GIVEN DATA >>
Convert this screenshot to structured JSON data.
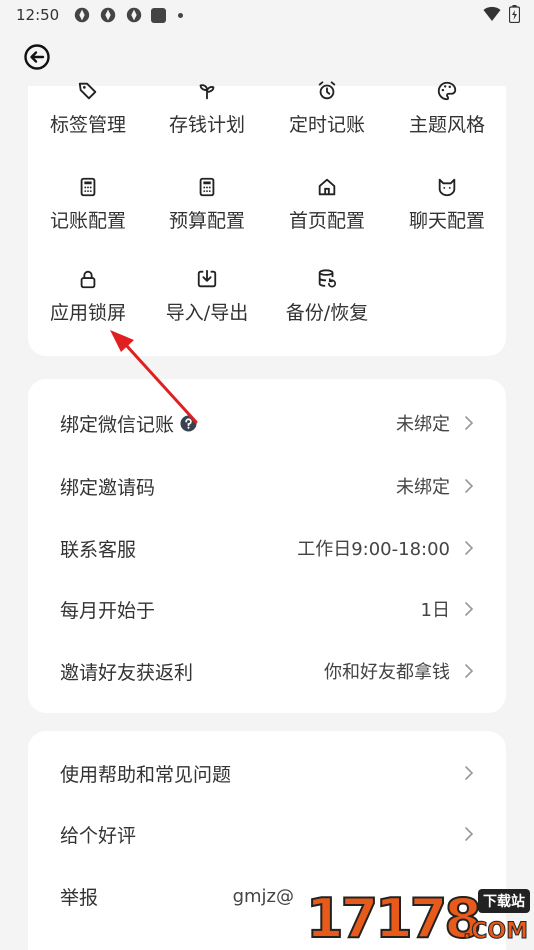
{
  "status_bar": {
    "time": "12:50"
  },
  "features": [
    {
      "label": "标签管理",
      "icon": "tag-icon"
    },
    {
      "label": "存钱计划",
      "icon": "sprout-icon"
    },
    {
      "label": "定时记账",
      "icon": "alarm-clock-icon"
    },
    {
      "label": "主题风格",
      "icon": "palette-icon"
    },
    {
      "label": "记账配置",
      "icon": "calculator-icon"
    },
    {
      "label": "预算配置",
      "icon": "calculator-icon"
    },
    {
      "label": "首页配置",
      "icon": "home-icon"
    },
    {
      "label": "聊天配置",
      "icon": "cat-icon"
    },
    {
      "label": "应用锁屏",
      "icon": "lock-icon"
    },
    {
      "label": "导入/导出",
      "icon": "download-box-icon"
    },
    {
      "label": "备份/恢复",
      "icon": "database-restore-icon"
    }
  ],
  "settings": [
    {
      "label": "绑定微信记账",
      "value": "未绑定",
      "has_help": true
    },
    {
      "label": "绑定邀请码",
      "value": "未绑定"
    },
    {
      "label": "联系客服",
      "value": "工作日9:00-18:00"
    },
    {
      "label": "每月开始于",
      "value": "1日"
    },
    {
      "label": "邀请好友获返利",
      "value": "你和好友都拿钱"
    }
  ],
  "help_rows": [
    {
      "label": "使用帮助和常见问题",
      "value": ""
    },
    {
      "label": "给个好评",
      "value": ""
    },
    {
      "label": "举报",
      "value": "gmjz@"
    }
  ],
  "watermark": {
    "number": "17178",
    "badge": "下载站",
    "suffix": ".COM"
  },
  "colors": {
    "accent_arrow": "#e02020",
    "card": "#ffffff",
    "background": "#f4f4f4"
  }
}
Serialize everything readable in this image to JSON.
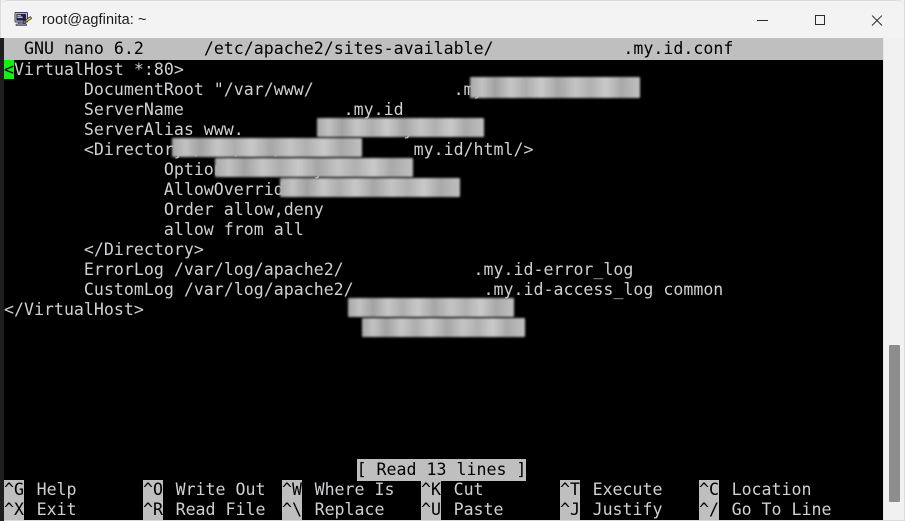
{
  "window": {
    "title": "root@agfinita: ~",
    "icon": "putty-terminal-icon",
    "controls": {
      "minimize": "minimize-icon",
      "maximize": "maximize-icon",
      "close": "close-icon"
    }
  },
  "nano": {
    "title_bar": {
      "version": "  GNU nano 6.2",
      "path_prefix": "/etc/apache2/sites-available/",
      "path_suffix": ".my.id.conf"
    },
    "lines": [
      {
        "text": "<VirtualHost *:80>",
        "cursor_col": 0
      },
      {
        "text": "        DocumentRoot \"/var/www/            .my.id/html\""
      },
      {
        "text": "        ServerName                .my.id"
      },
      {
        "text": "        ServerAlias www.             .my.id"
      },
      {
        "text": "        <Directory /var/www/r           my.id/html/>"
      },
      {
        "text": "                Options FollowSymLinks"
      },
      {
        "text": "                AllowOverride All"
      },
      {
        "text": "                Order allow,deny"
      },
      {
        "text": "                allow from all"
      },
      {
        "text": "        </Directory>"
      },
      {
        "text": "        ErrorLog /var/log/apache2/            .my.id-error_log"
      },
      {
        "text": "        CustomLog /var/log/apache2/            .my.id-access_log common"
      },
      {
        "text": "</VirtualHost>"
      }
    ],
    "status_message": "[ Read 13 lines ]",
    "shortcuts_row1": [
      {
        "key": "^G",
        "label": "Help"
      },
      {
        "key": "^O",
        "label": "Write Out"
      },
      {
        "key": "^W",
        "label": "Where Is"
      },
      {
        "key": "^K",
        "label": "Cut"
      },
      {
        "key": "^T",
        "label": "Execute"
      },
      {
        "key": "^C",
        "label": "Location"
      }
    ],
    "shortcuts_row2": [
      {
        "key": "^X",
        "label": "Exit"
      },
      {
        "key": "^R",
        "label": "Read File"
      },
      {
        "key": "^\\",
        "label": "Replace"
      },
      {
        "key": "^U",
        "label": "Paste"
      },
      {
        "key": "^J",
        "label": "Justify"
      },
      {
        "key": "^/",
        "label": "Go To Line"
      }
    ]
  },
  "colors": {
    "terminal_bg": "#000000",
    "terminal_fg": "#cfcfd4",
    "reverse_bg": "#bfbfbf",
    "reverse_fg": "#000000",
    "cursor": "#14f014",
    "redaction": "#b9b9b9",
    "titlebar_bg": "#f3f3f3",
    "scrollbar_thumb": "#8d8d8d"
  }
}
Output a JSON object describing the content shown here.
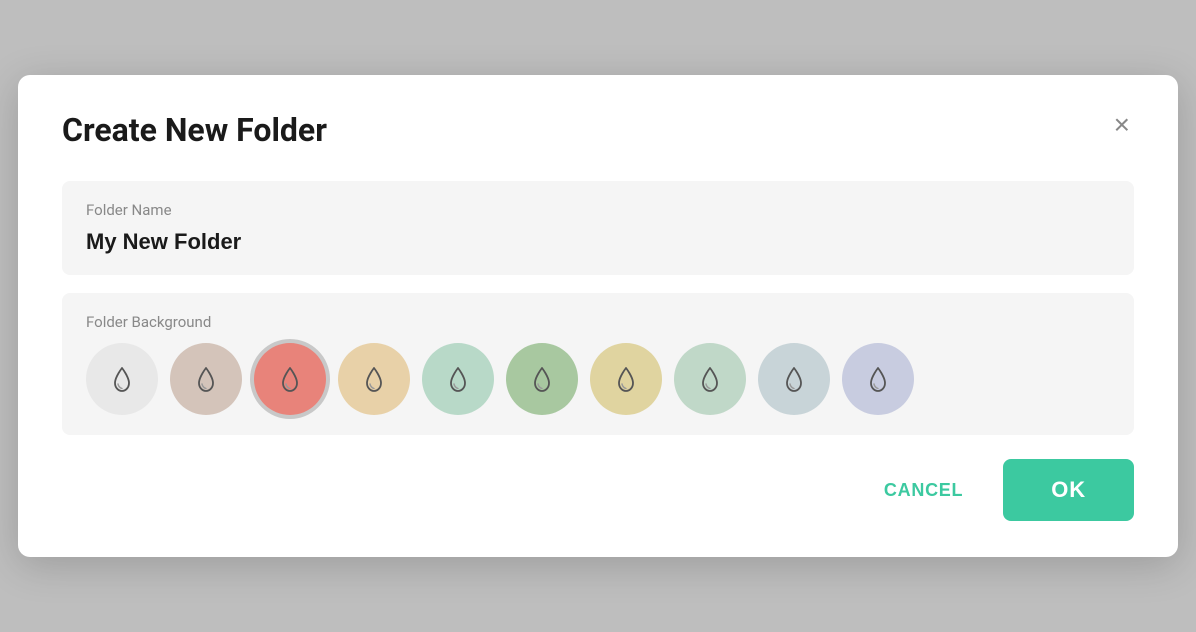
{
  "dialog": {
    "title": "Create New Folder",
    "close_label": "×",
    "folder_name_label": "Folder Name",
    "folder_name_value": "My New Folder",
    "folder_name_placeholder": "My New Folder",
    "bg_label": "Folder Background",
    "cancel_label": "CANCEL",
    "ok_label": "OK"
  },
  "colors": [
    {
      "id": "none",
      "bg": "#e8e8e8",
      "selected": false
    },
    {
      "id": "taupe",
      "bg": "#d4c4ba",
      "selected": false
    },
    {
      "id": "red",
      "bg": "#e8837a",
      "selected": true
    },
    {
      "id": "peach",
      "bg": "#e8d1a8",
      "selected": false
    },
    {
      "id": "mint",
      "bg": "#b8d9c8",
      "selected": false
    },
    {
      "id": "sage",
      "bg": "#a8c8a0",
      "selected": false
    },
    {
      "id": "yellow",
      "bg": "#e0d4a0",
      "selected": false
    },
    {
      "id": "seafoam",
      "bg": "#c0d8c8",
      "selected": false
    },
    {
      "id": "lightblue",
      "bg": "#c8d4d8",
      "selected": false
    },
    {
      "id": "lavender",
      "bg": "#c8cce0",
      "selected": false
    }
  ],
  "accent_color": "#3cc9a0"
}
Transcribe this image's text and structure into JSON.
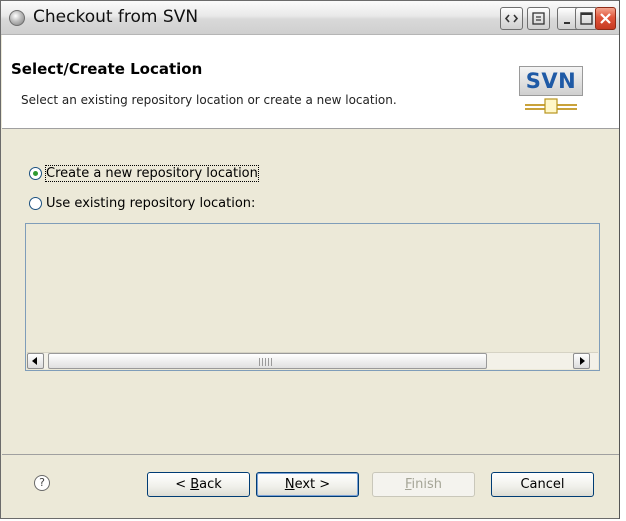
{
  "window": {
    "title": "Checkout from SVN"
  },
  "header": {
    "title": "Select/Create Location",
    "description": "Select an existing repository location or create a new location.",
    "logo_text": "SVN"
  },
  "options": {
    "create_new": {
      "label": "Create a new repository location",
      "selected": true
    },
    "use_existing": {
      "label": "Use existing repository location:",
      "selected": false
    }
  },
  "buttons": {
    "back": {
      "pre": "< ",
      "mnemonic": "B",
      "rest": "ack"
    },
    "next": {
      "mnemonic": "N",
      "rest": "ext >"
    },
    "finish": {
      "mnemonic": "F",
      "rest": "inish"
    },
    "cancel": "Cancel"
  },
  "help": "?"
}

PROMPT >>
Give all the entries again exactly, dropping each picture.

SOLUTION TO THIS PROBLEM >>
Convert this screenshot to structured JSON data.
{
  "status_bar": {
    "time": "12:50"
  },
  "features": [
    {
      "label": "标签管理",
      "icon": "tag-icon"
    },
    {
      "label": "存钱计划",
      "icon": "sprout-icon"
    },
    {
      "label": "定时记账",
      "icon": "alarm-clock-icon"
    },
    {
      "label": "主题风格",
      "icon": "palette-icon"
    },
    {
      "label": "记账配置",
      "icon": "calculator-icon"
    },
    {
      "label": "预算配置",
      "icon": "calculator-icon"
    },
    {
      "label": "首页配置",
      "icon": "home-icon"
    },
    {
      "label": "聊天配置",
      "icon": "cat-icon"
    },
    {
      "label": "应用锁屏",
      "icon": "lock-icon"
    },
    {
      "label": "导入/导出",
      "icon": "download-box-icon"
    },
    {
      "label": "备份/恢复",
      "icon": "database-restore-icon"
    }
  ],
  "settings": [
    {
      "label": "绑定微信记账",
      "value": "未绑定",
      "has_help": true
    },
    {
      "label": "绑定邀请码",
      "value": "未绑定"
    },
    {
      "label": "联系客服",
      "value": "工作日9:00-18:00"
    },
    {
      "label": "每月开始于",
      "value": "1日"
    },
    {
      "label": "邀请好友获返利",
      "value": "你和好友都拿钱"
    }
  ],
  "help_rows": [
    {
      "label": "使用帮助和常见问题",
      "value": ""
    },
    {
      "label": "给个好评",
      "value": ""
    },
    {
      "label": "举报",
      "value": "gmjz@"
    }
  ],
  "watermark": {
    "number": "17178",
    "badge": "下载站",
    "suffix": ".COM"
  },
  "colors": {
    "accent_arrow": "#e02020",
    "card": "#ffffff",
    "background": "#f4f4f4"
  }
}
Serialize everything readable in this image to JSON.
{
  "window": {
    "title": "root@agfinita: ~",
    "icon": "putty-terminal-icon",
    "controls": {
      "minimize": "minimize-icon",
      "maximize": "maximize-icon",
      "close": "close-icon"
    }
  },
  "nano": {
    "title_bar": {
      "version": "  GNU nano 6.2",
      "path_prefix": "/etc/apache2/sites-available/",
      "path_suffix": ".my.id.conf"
    },
    "lines": [
      {
        "text": "<VirtualHost *:80>",
        "cursor_col": 0
      },
      {
        "text": "        DocumentRoot \"/var/www/            .my.id/html\""
      },
      {
        "text": "        ServerName                .my.id"
      },
      {
        "text": "        ServerAlias www.             .my.id"
      },
      {
        "text": "        <Directory /var/www/r           my.id/html/>"
      },
      {
        "text": "                Options FollowSymLinks"
      },
      {
        "text": "                AllowOverride All"
      },
      {
        "text": "                Order allow,deny"
      },
      {
        "text": "                allow from all"
      },
      {
        "text": "        </Directory>"
      },
      {
        "text": "        ErrorLog /var/log/apache2/            .my.id-error_log"
      },
      {
        "text": "        CustomLog /var/log/apache2/            .my.id-access_log common"
      },
      {
        "text": "</VirtualHost>"
      }
    ],
    "status_message": "[ Read 13 lines ]",
    "shortcuts_row1": [
      {
        "key": "^G",
        "label": "Help"
      },
      {
        "key": "^O",
        "label": "Write Out"
      },
      {
        "key": "^W",
        "label": "Where Is"
      },
      {
        "key": "^K",
        "label": "Cut"
      },
      {
        "key": "^T",
        "label": "Execute"
      },
      {
        "key": "^C",
        "label": "Location"
      }
    ],
    "shortcuts_row2": [
      {
        "key": "^X",
        "label": "Exit"
      },
      {
        "key": "^R",
        "label": "Read File"
      },
      {
        "key": "^\\",
        "label": "Replace"
      },
      {
        "key": "^U",
        "label": "Paste"
      },
      {
        "key": "^J",
        "label": "Justify"
      },
      {
        "key": "^/",
        "label": "Go To Line"
      }
    ]
  },
  "colors": {
    "terminal_bg": "#000000",
    "terminal_fg": "#cfcfd4",
    "reverse_bg": "#bfbfbf",
    "reverse_fg": "#000000",
    "cursor": "#14f014",
    "redaction": "#b9b9b9",
    "titlebar_bg": "#f3f3f3",
    "scrollbar_thumb": "#8d8d8d"
  }
}
Output a JSON object describing the content shown here.
{
  "dialog": {
    "title": "Create New Folder",
    "close_label": "×",
    "folder_name_label": "Folder Name",
    "folder_name_value": "My New Folder",
    "folder_name_placeholder": "My New Folder",
    "bg_label": "Folder Background",
    "cancel_label": "CANCEL",
    "ok_label": "OK"
  },
  "colors": [
    {
      "id": "none",
      "bg": "#e8e8e8",
      "selected": false
    },
    {
      "id": "taupe",
      "bg": "#d4c4ba",
      "selected": false
    },
    {
      "id": "red",
      "bg": "#e8837a",
      "selected": true
    },
    {
      "id": "peach",
      "bg": "#e8d1a8",
      "selected": false
    },
    {
      "id": "mint",
      "bg": "#b8d9c8",
      "selected": false
    },
    {
      "id": "sage",
      "bg": "#a8c8a0",
      "selected": false
    },
    {
      "id": "yellow",
      "bg": "#e0d4a0",
      "selected": false
    },
    {
      "id": "seafoam",
      "bg": "#c0d8c8",
      "selected": false
    },
    {
      "id": "lightblue",
      "bg": "#c8d4d8",
      "selected": false
    },
    {
      "id": "lavender",
      "bg": "#c8cce0",
      "selected": false
    }
  ],
  "accent_color": "#3cc9a0"
}
Transcribe this image's text and structure into JSON.
{
  "window": {
    "title": "Checkout from SVN"
  },
  "header": {
    "title": "Select/Create Location",
    "description": "Select an existing repository location or create a new location.",
    "logo_text": "SVN"
  },
  "options": {
    "create_new": {
      "label": "Create a new repository location",
      "selected": true
    },
    "use_existing": {
      "label": "Use existing repository location:",
      "selected": false
    }
  },
  "buttons": {
    "back": {
      "pre": "< ",
      "mnemonic": "B",
      "rest": "ack"
    },
    "next": {
      "mnemonic": "N",
      "rest": "ext >"
    },
    "finish": {
      "mnemonic": "F",
      "rest": "inish"
    },
    "cancel": "Cancel"
  },
  "help": "?"
}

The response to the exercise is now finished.